__TASK DETAILS__: Reproduce the following material exactly, including every line.
:::
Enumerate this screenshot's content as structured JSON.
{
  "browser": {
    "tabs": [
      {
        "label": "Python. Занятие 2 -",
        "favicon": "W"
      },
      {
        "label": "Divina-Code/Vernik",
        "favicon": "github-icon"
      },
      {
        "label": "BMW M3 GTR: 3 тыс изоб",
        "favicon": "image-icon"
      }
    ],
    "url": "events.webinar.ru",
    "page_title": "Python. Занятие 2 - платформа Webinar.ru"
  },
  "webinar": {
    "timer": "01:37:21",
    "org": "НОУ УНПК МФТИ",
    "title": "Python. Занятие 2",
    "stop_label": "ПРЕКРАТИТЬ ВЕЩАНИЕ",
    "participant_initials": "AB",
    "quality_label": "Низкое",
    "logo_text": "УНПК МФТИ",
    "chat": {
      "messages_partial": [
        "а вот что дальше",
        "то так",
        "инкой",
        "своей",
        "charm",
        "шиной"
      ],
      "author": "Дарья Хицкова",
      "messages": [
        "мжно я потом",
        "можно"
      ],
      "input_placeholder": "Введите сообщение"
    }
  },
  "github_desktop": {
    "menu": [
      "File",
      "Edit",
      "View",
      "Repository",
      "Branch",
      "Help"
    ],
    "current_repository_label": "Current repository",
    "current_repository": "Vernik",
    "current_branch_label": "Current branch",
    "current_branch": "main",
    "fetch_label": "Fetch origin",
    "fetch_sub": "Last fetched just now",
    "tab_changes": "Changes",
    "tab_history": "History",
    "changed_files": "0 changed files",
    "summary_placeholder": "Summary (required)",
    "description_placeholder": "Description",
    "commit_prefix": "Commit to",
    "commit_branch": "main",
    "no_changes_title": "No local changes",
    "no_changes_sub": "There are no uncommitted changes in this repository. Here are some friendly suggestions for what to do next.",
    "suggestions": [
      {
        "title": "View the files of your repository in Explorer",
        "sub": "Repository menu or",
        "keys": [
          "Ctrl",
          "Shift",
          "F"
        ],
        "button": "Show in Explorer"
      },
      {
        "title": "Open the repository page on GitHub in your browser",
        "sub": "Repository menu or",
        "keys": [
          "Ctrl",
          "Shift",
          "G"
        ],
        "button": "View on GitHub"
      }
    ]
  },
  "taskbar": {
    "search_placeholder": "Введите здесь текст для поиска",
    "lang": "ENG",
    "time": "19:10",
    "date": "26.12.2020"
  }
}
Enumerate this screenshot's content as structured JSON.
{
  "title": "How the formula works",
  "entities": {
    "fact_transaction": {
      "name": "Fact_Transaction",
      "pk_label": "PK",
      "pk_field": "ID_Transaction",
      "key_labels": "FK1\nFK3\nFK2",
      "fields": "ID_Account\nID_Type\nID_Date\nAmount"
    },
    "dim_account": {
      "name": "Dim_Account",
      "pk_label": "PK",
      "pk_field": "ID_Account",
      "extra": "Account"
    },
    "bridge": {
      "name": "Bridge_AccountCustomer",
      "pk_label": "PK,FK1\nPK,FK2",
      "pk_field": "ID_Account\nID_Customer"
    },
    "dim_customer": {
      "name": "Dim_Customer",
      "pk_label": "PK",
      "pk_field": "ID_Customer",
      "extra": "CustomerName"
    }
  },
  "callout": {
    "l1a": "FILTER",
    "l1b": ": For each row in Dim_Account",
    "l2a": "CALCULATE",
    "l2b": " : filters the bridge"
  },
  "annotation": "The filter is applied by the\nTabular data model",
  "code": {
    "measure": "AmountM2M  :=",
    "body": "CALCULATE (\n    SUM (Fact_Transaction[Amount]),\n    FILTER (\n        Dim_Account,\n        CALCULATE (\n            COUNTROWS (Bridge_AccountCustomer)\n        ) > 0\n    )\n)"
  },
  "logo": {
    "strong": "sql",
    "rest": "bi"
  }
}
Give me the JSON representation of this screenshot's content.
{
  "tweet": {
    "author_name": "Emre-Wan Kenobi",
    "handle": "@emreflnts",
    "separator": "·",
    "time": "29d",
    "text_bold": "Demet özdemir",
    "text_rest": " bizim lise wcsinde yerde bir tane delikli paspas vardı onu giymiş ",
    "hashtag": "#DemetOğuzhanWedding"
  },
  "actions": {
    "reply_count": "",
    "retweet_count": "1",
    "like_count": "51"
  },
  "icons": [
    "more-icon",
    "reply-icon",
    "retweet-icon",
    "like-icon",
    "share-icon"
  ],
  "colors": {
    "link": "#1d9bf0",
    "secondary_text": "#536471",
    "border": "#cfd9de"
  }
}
:::
__RESPONSE FOR THIS EXERCISE__:
Enumerate this screenshot's content as structured JSON.
{
  "browser": {
    "tabs": [
      {
        "label": "Python. Занятие 2 -",
        "favicon": "W"
      },
      {
        "label": "Divina-Code/Vernik",
        "favicon": "github-icon"
      },
      {
        "label": "BMW M3 GTR: 3 тыс изоб",
        "favicon": "image-icon"
      }
    ],
    "url": "events.webinar.ru",
    "page_title": "Python. Занятие 2 - платформа Webinar.ru"
  },
  "webinar": {
    "timer": "01:37:21",
    "org": "НОУ УНПК МФТИ",
    "title": "Python. Занятие 2",
    "stop_label": "ПРЕКРАТИТЬ ВЕЩАНИЕ",
    "participant_initials": "AB",
    "quality_label": "Низкое",
    "logo_text": "УНПК МФТИ",
    "chat": {
      "messages_partial": [
        "а вот что дальше",
        "то так",
        "инкой",
        "своей",
        "charm",
        "шиной"
      ],
      "author": "Дарья Хицкова",
      "messages": [
        "мжно я потом",
        "можно"
      ],
      "input_placeholder": "Введите сообщение"
    }
  },
  "github_desktop": {
    "menu": [
      "File",
      "Edit",
      "View",
      "Repository",
      "Branch",
      "Help"
    ],
    "current_repository_label": "Current repository",
    "current_repository": "Vernik",
    "current_branch_label": "Current branch",
    "current_branch": "main",
    "fetch_label": "Fetch origin",
    "fetch_sub": "Last fetched just now",
    "tab_changes": "Changes",
    "tab_history": "History",
    "changed_files": "0 changed files",
    "summary_placeholder": "Summary (required)",
    "description_placeholder": "Description",
    "commit_prefix": "Commit to",
    "commit_branch": "main",
    "no_changes_title": "No local changes",
    "no_changes_sub": "There are no uncommitted changes in this repository. Here are some friendly suggestions for what to do next.",
    "suggestions": [
      {
        "title": "View the files of your repository in Explorer",
        "sub": "Repository menu or",
        "keys": [
          "Ctrl",
          "Shift",
          "F"
        ],
        "button": "Show in Explorer"
      },
      {
        "title": "Open the repository page on GitHub in your browser",
        "sub": "Repository menu or",
        "keys": [
          "Ctrl",
          "Shift",
          "G"
        ],
        "button": "View on GitHub"
      }
    ]
  },
  "taskbar": {
    "search_placeholder": "Введите здесь текст для поиска",
    "lang": "ENG",
    "time": "19:10",
    "date": "26.12.2020"
  }
}
Enumerate this screenshot's content as structured JSON.
{
  "title": "How the formula works",
  "entities": {
    "fact_transaction": {
      "name": "Fact_Transaction",
      "pk_label": "PK",
      "pk_field": "ID_Transaction",
      "key_labels": "FK1\nFK3\nFK2",
      "fields": "ID_Account\nID_Type\nID_Date\nAmount"
    },
    "dim_account": {
      "name": "Dim_Account",
      "pk_label": "PK",
      "pk_field": "ID_Account",
      "extra": "Account"
    },
    "bridge": {
      "name": "Bridge_AccountCustomer",
      "pk_label": "PK,FK1\nPK,FK2",
      "pk_field": "ID_Account\nID_Customer"
    },
    "dim_customer": {
      "name": "Dim_Customer",
      "pk_label": "PK",
      "pk_field": "ID_Customer",
      "extra": "CustomerName"
    }
  },
  "callout": {
    "l1a": "FILTER",
    "l1b": ": For each row in Dim_Account",
    "l2a": "CALCULATE",
    "l2b": " : filters the bridge"
  },
  "annotation": "The filter is applied by the\nTabular data model",
  "code": {
    "measure": "AmountM2M  :=",
    "body": "CALCULATE (\n    SUM (Fact_Transaction[Amount]),\n    FILTER (\n        Dim_Account,\n        CALCULATE (\n            COUNTROWS (Bridge_AccountCustomer)\n        ) > 0\n    )\n)"
  },
  "logo": {
    "strong": "sql",
    "rest": "bi"
  }
}
Give me the JSON representation of this screenshot's content.
{
  "tweet": {
    "author_name": "Emre-Wan Kenobi",
    "handle": "@emreflnts",
    "separator": "·",
    "time": "29d",
    "text_bold": "Demet özdemir",
    "text_rest": " bizim lise wcsinde yerde bir tane delikli paspas vardı onu giymiş ",
    "hashtag": "#DemetOğuzhanWedding"
  },
  "actions": {
    "reply_count": "",
    "retweet_count": "1",
    "like_count": "51"
  },
  "icons": [
    "more-icon",
    "reply-icon",
    "retweet-icon",
    "like-icon",
    "share-icon"
  ],
  "colors": {
    "link": "#1d9bf0",
    "secondary_text": "#536471",
    "border": "#cfd9de"
  }
}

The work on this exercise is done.